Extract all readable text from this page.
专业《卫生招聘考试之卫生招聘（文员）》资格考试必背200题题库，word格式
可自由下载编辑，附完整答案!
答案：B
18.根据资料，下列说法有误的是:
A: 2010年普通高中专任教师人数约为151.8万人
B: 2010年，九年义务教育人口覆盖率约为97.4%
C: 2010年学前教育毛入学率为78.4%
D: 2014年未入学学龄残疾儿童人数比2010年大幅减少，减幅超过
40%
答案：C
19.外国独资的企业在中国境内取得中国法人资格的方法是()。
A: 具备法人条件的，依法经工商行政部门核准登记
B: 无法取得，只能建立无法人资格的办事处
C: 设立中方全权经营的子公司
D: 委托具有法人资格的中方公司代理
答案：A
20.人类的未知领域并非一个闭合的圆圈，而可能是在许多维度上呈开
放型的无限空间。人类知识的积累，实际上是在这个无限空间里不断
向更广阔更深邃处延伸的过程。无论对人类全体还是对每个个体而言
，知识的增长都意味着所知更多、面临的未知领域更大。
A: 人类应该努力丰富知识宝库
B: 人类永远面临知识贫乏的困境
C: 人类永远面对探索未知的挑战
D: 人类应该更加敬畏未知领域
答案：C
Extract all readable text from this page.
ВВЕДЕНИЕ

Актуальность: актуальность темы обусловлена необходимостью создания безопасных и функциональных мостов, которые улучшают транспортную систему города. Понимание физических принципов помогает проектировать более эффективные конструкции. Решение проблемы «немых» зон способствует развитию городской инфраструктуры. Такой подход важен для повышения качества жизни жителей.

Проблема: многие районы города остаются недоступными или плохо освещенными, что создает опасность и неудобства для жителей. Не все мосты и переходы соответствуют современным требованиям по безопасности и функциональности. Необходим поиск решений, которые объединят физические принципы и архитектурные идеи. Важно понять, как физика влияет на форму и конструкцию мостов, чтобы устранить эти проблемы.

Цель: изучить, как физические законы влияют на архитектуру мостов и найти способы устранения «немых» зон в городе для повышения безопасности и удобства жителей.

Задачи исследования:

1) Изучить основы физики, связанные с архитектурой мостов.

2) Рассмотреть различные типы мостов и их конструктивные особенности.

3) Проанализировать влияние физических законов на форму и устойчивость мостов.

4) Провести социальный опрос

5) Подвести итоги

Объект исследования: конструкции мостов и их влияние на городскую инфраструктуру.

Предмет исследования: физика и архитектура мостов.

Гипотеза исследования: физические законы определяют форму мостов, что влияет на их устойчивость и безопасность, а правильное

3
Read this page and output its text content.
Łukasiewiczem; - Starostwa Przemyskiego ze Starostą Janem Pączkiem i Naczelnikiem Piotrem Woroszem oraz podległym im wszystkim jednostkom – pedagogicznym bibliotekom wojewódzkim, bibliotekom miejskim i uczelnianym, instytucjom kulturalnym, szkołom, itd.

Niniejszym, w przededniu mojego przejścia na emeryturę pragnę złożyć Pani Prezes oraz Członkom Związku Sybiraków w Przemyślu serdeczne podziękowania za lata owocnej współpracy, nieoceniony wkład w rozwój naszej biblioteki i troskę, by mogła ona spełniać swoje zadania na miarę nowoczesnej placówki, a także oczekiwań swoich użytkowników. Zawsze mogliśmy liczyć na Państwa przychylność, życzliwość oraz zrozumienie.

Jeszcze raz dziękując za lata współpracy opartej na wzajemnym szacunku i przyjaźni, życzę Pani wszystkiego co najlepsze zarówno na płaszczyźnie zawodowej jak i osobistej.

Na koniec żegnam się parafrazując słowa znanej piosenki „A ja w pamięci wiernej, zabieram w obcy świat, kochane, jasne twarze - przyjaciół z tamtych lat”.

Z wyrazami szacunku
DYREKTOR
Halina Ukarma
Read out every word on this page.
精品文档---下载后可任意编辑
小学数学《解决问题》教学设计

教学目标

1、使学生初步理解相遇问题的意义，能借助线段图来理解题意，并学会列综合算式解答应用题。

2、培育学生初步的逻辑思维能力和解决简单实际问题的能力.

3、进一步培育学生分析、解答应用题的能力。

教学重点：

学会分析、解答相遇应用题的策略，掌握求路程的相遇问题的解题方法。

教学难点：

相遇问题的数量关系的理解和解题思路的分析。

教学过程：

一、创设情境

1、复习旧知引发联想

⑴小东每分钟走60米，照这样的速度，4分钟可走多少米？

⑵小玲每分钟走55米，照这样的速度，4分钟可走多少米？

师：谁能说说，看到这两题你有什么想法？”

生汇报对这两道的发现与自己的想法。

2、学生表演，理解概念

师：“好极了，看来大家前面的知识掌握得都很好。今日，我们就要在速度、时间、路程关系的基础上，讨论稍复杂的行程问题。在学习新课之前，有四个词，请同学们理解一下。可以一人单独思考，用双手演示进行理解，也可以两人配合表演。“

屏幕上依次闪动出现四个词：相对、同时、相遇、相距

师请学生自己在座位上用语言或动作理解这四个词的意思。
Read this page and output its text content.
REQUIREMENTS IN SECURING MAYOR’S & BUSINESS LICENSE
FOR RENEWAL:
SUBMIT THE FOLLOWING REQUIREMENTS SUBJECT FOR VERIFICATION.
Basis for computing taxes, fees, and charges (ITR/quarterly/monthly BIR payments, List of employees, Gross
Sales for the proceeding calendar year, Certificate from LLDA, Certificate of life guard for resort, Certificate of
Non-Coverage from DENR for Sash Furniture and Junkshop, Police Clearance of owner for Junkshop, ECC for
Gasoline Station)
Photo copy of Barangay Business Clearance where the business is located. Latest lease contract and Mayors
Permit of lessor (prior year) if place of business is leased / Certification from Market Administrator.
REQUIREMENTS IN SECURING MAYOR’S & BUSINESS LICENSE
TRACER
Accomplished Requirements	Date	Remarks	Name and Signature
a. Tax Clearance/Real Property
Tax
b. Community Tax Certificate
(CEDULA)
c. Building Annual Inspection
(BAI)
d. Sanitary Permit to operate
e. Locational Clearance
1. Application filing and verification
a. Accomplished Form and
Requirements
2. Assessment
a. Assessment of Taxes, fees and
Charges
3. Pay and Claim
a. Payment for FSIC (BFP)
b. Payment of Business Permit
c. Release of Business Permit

|---|

> _Requirement_: Set all of the entries down again, exactly as they were given.

> _Exercise response_:
Extract all readable text from this page.
专业《卫生招聘考试之卫生招聘（文员）》资格考试必背200题题库，word格式
可自由下载编辑，附完整答案!
答案：B
18.根据资料，下列说法有误的是:
A: 2010年普通高中专任教师人数约为151.8万人
B: 2010年，九年义务教育人口覆盖率约为97.4%
C: 2010年学前教育毛入学率为78.4%
D: 2014年未入学学龄残疾儿童人数比2010年大幅减少，减幅超过
40%
答案：C
19.外国独资的企业在中国境内取得中国法人资格的方法是()。
A: 具备法人条件的，依法经工商行政部门核准登记
B: 无法取得，只能建立无法人资格的办事处
C: 设立中方全权经营的子公司
D: 委托具有法人资格的中方公司代理
答案：A
20.人类的未知领域并非一个闭合的圆圈，而可能是在许多维度上呈开
放型的无限空间。人类知识的积累，实际上是在这个无限空间里不断
向更广阔更深邃处延伸的过程。无论对人类全体还是对每个个体而言
，知识的增长都意味着所知更多、面临的未知领域更大。
A: 人类应该努力丰富知识宝库
B: 人类永远面临知识贫乏的困境
C: 人类永远面对探索未知的挑战
D: 人类应该更加敬畏未知领域
答案：C
Extract all readable text from this page.
ВВЕДЕНИЕ

Актуальность: актуальность темы обусловлена необходимостью создания безопасных и функциональных мостов, которые улучшают транспортную систему города. Понимание физических принципов помогает проектировать более эффективные конструкции. Решение проблемы «немых» зон способствует развитию городской инфраструктуры. Такой подход важен для повышения качества жизни жителей.

Проблема: многие районы города остаются недоступными или плохо освещенными, что создает опасность и неудобства для жителей. Не все мосты и переходы соответствуют современным требованиям по безопасности и функциональности. Необходим поиск решений, которые объединят физические принципы и архитектурные идеи. Важно понять, как физика влияет на форму и конструкцию мостов, чтобы устранить эти проблемы.

Цель: изучить, как физические законы влияют на архитектуру мостов и найти способы устранения «немых» зон в городе для повышения безопасности и удобства жителей.

Задачи исследования:

1) Изучить основы физики, связанные с архитектурой мостов.

2) Рассмотреть различные типы мостов и их конструктивные особенности.

3) Проанализировать влияние физических законов на форму и устойчивость мостов.

4) Провести социальный опрос

5) Подвести итоги

Объект исследования: конструкции мостов и их влияние на городскую инфраструктуру.

Предмет исследования: физика и архитектура мостов.

Гипотеза исследования: физические законы определяют форму мостов, что влияет на их устойчивость и безопасность, а правильное

3
Read this page and output its text content.
Łukasiewiczem; - Starostwa Przemyskiego ze Starostą Janem Pączkiem i Naczelnikiem Piotrem Woroszem oraz podległym im wszystkim jednostkom – pedagogicznym bibliotekom wojewódzkim, bibliotekom miejskim i uczelnianym, instytucjom kulturalnym, szkołom, itd.

Niniejszym, w przededniu mojego przejścia na emeryturę pragnę złożyć Pani Prezes oraz Członkom Związku Sybiraków w Przemyślu serdeczne podziękowania za lata owocnej współpracy, nieoceniony wkład w rozwój naszej biblioteki i troskę, by mogła ona spełniać swoje zadania na miarę nowoczesnej placówki, a także oczekiwań swoich użytkowników. Zawsze mogliśmy liczyć na Państwa przychylność, życzliwość oraz zrozumienie.

Jeszcze raz dziękując za lata współpracy opartej na wzajemnym szacunku i przyjaźni, życzę Pani wszystkiego co najlepsze zarówno na płaszczyźnie zawodowej jak i osobistej.

Na koniec żegnam się parafrazując słowa znanej piosenki „A ja w pamięci wiernej, zabieram w obcy świat, kochane, jasne twarze - przyjaciół z tamtych lat”.

Z wyrazami szacunku
DYREKTOR
Halina Ukarma
Read out every word on this page.
精品文档---下载后可任意编辑
小学数学《解决问题》教学设计

教学目标

1、使学生初步理解相遇问题的意义，能借助线段图来理解题意，并学会列综合算式解答应用题。

2、培育学生初步的逻辑思维能力和解决简单实际问题的能力.

3、进一步培育学生分析、解答应用题的能力。

教学重点：

学会分析、解答相遇应用题的策略，掌握求路程的相遇问题的解题方法。

教学难点：

相遇问题的数量关系的理解和解题思路的分析。

教学过程：

一、创设情境

1、复习旧知引发联想

⑴小东每分钟走60米，照这样的速度，4分钟可走多少米？

⑵小玲每分钟走55米，照这样的速度，4分钟可走多少米？

师：谁能说说，看到这两题你有什么想法？”

生汇报对这两道的发现与自己的想法。

2、学生表演，理解概念

师：“好极了，看来大家前面的知识掌握得都很好。今日，我们就要在速度、时间、路程关系的基础上，讨论稍复杂的行程问题。在学习新课之前，有四个词，请同学们理解一下。可以一人单独思考，用双手演示进行理解，也可以两人配合表演。“

屏幕上依次闪动出现四个词：相对、同时、相遇、相距

师请学生自己在座位上用语言或动作理解这四个词的意思。
Read this page and output its text content.
REQUIREMENTS IN SECURING MAYOR’S & BUSINESS LICENSE
FOR RENEWAL:
SUBMIT THE FOLLOWING REQUIREMENTS SUBJECT FOR VERIFICATION.
Basis for computing taxes, fees, and charges (ITR/quarterly/monthly BIR payments, List of employees, Gross
Sales for the proceeding calendar year, Certificate from LLDA, Certificate of life guard for resort, Certificate of
Non-Coverage from DENR for Sash Furniture and Junkshop, Police Clearance of owner for Junkshop, ECC for
Gasoline Station)
Photo copy of Barangay Business Clearance where the business is located. Latest lease contract and Mayors
Permit of lessor (prior year) if place of business is leased / Certification from Market Administrator.
REQUIREMENTS IN SECURING MAYOR’S & BUSINESS LICENSE
TRACER
Accomplished Requirements	Date	Remarks	Name and Signature
a. Tax Clearance/Real Property
Tax
b. Community Tax Certificate
(CEDULA)
c. Building Annual Inspection
(BAI)
d. Sanitary Permit to operate
e. Locational Clearance
1. Application filing and verification
a. Accomplished Form and
Requirements
2. Assessment
a. Assessment of Taxes, fees and
Charges
3. Pay and Claim
a. Payment for FSIC (BFP)
b. Payment of Business Permit
c. Release of Business Permit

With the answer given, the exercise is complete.